Verilen metin:
--------

19 Ağustos 2011 Cuma

Bir vazgeçiş hikayesi

Çocukluğumdan beri kendi bebeklik fotoğraflarıma bakmaya bayılırım. O günleri hatırlamaya çalışır, zamanında annebabamın anlattıklarından harmanlayarak yeni yeni hikayeler yazarım.

Ama tüm bu fotoğraflar arasında benim için utanç kaynağı olan bir tanesi vardır ki, işte aşağıda görüyorsunuz! Koskoca 1,5 yaşında  - hem de yaşıtlarına göre iri yarı - bir kız olarak ağzımda emzikle ben, yanımda da benden 8,5 ay küçük kuzenim emziksiz Arzu:). Arzu hatırlar mı bu fotoğrafı bilemem, ama her görüşümde imha etmek istediğim, ama sonra emzik bırakma hikayemi hatırlayarak tuttuğum bir resimdir bu. Emzik bırakmam da ağzımda uçuk tipli bir yara çıkınca, 2 yaş civarı olmuş. Kendim götürüp atmışım çöpe, "istemiyorum artık bunu" demişim.



Deniz kendi deyimiyle "meme" almaya başladığında 2 aylıktı. En ufak bir sorun çıkartmadan kabul etmişti emziği, ben de biraz suçluluk ama bolca "amaaan nasılsa bırakır"larla, "hem zaten emziriyorum da"larla vermiştim kendisine bu "aygıt"ı. 1,5 yaş civarında sadece öğle ve gece uykularına dalarken emzik emiyordu ve bu durum, geçen haftaya kadar da böyle devam etti.

--------

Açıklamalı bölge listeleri

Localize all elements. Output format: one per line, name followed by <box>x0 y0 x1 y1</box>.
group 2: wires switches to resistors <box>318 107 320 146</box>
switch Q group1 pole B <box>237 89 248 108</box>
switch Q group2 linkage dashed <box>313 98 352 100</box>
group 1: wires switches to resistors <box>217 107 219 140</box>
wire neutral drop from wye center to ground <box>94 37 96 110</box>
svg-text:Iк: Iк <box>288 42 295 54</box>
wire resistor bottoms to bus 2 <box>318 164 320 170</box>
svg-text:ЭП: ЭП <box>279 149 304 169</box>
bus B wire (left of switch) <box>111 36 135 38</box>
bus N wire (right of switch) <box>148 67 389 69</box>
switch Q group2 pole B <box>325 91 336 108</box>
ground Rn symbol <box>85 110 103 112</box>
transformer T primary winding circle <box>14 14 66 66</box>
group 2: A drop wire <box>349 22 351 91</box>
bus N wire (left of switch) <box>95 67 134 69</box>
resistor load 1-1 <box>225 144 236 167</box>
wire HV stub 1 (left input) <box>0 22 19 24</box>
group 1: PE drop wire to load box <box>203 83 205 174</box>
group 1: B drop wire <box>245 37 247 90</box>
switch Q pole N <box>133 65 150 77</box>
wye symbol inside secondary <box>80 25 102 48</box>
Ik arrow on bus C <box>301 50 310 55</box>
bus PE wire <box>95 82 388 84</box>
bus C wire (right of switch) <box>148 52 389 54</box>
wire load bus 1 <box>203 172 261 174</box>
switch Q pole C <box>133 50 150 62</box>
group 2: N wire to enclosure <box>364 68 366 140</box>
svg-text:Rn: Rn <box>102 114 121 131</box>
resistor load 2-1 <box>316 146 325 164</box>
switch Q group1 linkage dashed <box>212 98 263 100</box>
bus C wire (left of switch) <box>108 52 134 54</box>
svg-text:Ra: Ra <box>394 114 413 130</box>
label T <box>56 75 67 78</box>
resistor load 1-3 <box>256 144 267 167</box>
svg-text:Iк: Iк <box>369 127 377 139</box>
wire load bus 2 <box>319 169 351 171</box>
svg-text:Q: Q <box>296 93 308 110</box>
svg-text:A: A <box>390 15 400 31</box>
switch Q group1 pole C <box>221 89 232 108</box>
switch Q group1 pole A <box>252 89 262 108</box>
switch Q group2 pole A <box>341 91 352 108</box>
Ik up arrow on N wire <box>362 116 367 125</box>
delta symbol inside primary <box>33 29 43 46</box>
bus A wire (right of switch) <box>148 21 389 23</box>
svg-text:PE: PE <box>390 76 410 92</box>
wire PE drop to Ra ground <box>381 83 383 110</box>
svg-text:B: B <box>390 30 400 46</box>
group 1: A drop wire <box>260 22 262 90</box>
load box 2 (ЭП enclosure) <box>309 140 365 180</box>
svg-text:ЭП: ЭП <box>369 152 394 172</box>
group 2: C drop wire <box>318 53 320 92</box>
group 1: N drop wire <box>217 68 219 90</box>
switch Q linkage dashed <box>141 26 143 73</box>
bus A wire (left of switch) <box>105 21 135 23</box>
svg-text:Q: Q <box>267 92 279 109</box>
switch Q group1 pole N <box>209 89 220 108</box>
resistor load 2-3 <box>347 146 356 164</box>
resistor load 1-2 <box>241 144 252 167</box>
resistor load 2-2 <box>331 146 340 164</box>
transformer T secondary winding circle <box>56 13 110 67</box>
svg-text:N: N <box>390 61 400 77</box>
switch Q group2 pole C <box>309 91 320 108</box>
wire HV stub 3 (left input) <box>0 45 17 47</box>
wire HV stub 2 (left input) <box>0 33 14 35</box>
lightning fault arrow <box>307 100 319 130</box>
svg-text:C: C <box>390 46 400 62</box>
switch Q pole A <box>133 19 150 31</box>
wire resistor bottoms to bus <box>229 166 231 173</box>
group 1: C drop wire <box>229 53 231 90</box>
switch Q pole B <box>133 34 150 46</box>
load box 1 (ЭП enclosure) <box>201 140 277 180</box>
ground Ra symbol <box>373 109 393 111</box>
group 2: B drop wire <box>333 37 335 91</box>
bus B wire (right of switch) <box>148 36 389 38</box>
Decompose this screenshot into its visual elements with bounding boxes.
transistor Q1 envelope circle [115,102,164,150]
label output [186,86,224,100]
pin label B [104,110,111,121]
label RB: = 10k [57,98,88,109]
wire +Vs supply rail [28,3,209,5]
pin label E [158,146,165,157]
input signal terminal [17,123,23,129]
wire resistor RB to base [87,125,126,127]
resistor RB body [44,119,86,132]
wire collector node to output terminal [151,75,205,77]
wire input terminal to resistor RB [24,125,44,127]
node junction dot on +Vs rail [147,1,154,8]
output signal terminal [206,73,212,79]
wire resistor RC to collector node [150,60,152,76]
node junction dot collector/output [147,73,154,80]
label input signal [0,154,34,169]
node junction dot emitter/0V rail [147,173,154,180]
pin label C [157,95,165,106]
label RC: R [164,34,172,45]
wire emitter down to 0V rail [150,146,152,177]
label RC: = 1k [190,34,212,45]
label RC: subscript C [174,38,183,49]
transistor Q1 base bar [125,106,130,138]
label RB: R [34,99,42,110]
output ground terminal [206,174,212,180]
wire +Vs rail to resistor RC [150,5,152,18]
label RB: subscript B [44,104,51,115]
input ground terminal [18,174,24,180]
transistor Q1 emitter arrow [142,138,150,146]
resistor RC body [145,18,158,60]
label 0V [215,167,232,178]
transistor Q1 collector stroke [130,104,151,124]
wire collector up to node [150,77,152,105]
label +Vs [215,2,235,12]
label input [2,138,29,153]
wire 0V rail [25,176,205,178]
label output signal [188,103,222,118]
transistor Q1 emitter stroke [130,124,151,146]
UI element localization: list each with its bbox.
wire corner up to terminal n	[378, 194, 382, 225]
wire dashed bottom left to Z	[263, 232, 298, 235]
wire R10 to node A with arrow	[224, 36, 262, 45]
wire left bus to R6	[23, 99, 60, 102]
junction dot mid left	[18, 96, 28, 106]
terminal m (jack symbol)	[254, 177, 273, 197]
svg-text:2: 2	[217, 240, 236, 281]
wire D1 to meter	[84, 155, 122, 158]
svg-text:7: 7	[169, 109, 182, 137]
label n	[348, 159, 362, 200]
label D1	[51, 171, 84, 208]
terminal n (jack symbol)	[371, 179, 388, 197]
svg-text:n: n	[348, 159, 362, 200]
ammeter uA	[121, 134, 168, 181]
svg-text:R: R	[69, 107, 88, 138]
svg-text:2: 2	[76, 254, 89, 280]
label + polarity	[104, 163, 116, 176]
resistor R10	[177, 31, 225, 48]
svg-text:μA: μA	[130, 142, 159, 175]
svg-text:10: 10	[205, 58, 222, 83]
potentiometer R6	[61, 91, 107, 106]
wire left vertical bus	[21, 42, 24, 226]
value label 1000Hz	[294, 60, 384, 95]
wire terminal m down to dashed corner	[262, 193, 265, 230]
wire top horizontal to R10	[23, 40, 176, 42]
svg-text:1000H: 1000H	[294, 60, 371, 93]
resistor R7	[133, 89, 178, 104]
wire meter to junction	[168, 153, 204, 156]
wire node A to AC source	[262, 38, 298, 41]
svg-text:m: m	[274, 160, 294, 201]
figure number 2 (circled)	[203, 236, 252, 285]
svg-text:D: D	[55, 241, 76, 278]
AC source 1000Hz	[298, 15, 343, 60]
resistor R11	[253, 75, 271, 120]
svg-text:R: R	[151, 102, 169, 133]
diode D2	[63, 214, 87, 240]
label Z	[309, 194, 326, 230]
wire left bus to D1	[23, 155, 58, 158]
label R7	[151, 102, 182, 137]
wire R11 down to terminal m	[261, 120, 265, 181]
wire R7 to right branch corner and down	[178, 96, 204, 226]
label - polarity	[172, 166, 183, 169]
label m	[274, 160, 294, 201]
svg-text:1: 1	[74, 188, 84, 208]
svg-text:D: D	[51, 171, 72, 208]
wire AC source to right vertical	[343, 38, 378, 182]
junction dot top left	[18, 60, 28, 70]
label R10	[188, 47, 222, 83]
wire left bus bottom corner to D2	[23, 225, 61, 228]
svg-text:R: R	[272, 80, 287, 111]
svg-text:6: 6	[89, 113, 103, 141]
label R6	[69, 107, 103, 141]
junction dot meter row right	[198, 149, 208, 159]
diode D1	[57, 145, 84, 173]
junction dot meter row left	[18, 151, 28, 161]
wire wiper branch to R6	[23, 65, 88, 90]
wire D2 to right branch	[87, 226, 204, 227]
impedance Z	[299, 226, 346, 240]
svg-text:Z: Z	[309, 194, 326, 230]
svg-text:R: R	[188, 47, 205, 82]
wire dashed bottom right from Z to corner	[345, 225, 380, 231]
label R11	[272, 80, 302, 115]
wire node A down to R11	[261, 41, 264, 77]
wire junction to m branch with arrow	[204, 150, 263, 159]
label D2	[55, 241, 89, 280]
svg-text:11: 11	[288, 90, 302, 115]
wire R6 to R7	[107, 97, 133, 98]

--------

Görev tanımı 1: Emzik bırakma hikayesine göre Deniz emzik almaya başladığında kaç aylıktı?
Görev tanımı 2: Emzik bırakma hikayesini son cümlesinden itibaren sürdürün.
Girdilerin bu alıştırmada herhangi bir işlevi yoktur.

Alıştırma yanıtı 1: Deniz emzik almaya başladığında 2 aylıktı.

Alıştırma yanıtı 2:
Geçen ay, artık diğer geçiş süreçlerini de halletmiş olmanın verdiği cesaretle, emzik bırakma işine girişelim dedik. Öncelikle kendimize bir mihenk taşı koyduk: Dedenin doğumgünü. O gün gelmeden önce emzik bırakmayla ilgili çeşitli konuşmalar yaptık.  Emziğin konuşmasının anlaşılmasını nasıl engellediğini videoya çektik, birlikte seyrettik. Emziği bırakınca nasıl geceleri daha rahat nefes alacağını konuştuk. Derken o gün geldi çattı. Çok da büyük olay yapmadan "aa bu gece memesiz uyuyacağız" dedik gün içinde. Ve uyku vakti geldiğinde, memeyle bir veda konuşması yaptık. İşte konuşmanın tam metni:):
"Sevgili meme,
seninle çok güzel günlerimiz oldu. Bana bebekliğimde çok yardımcı oldun. Ama artık sana ihtiyacım kalmadı. Hem artık ağzımı pisletiyorsun. O yüzden seni götürüp çöpe atacağım."

Sorasında da Deniz götürüp emziği bizzat kendisi çöpe attı.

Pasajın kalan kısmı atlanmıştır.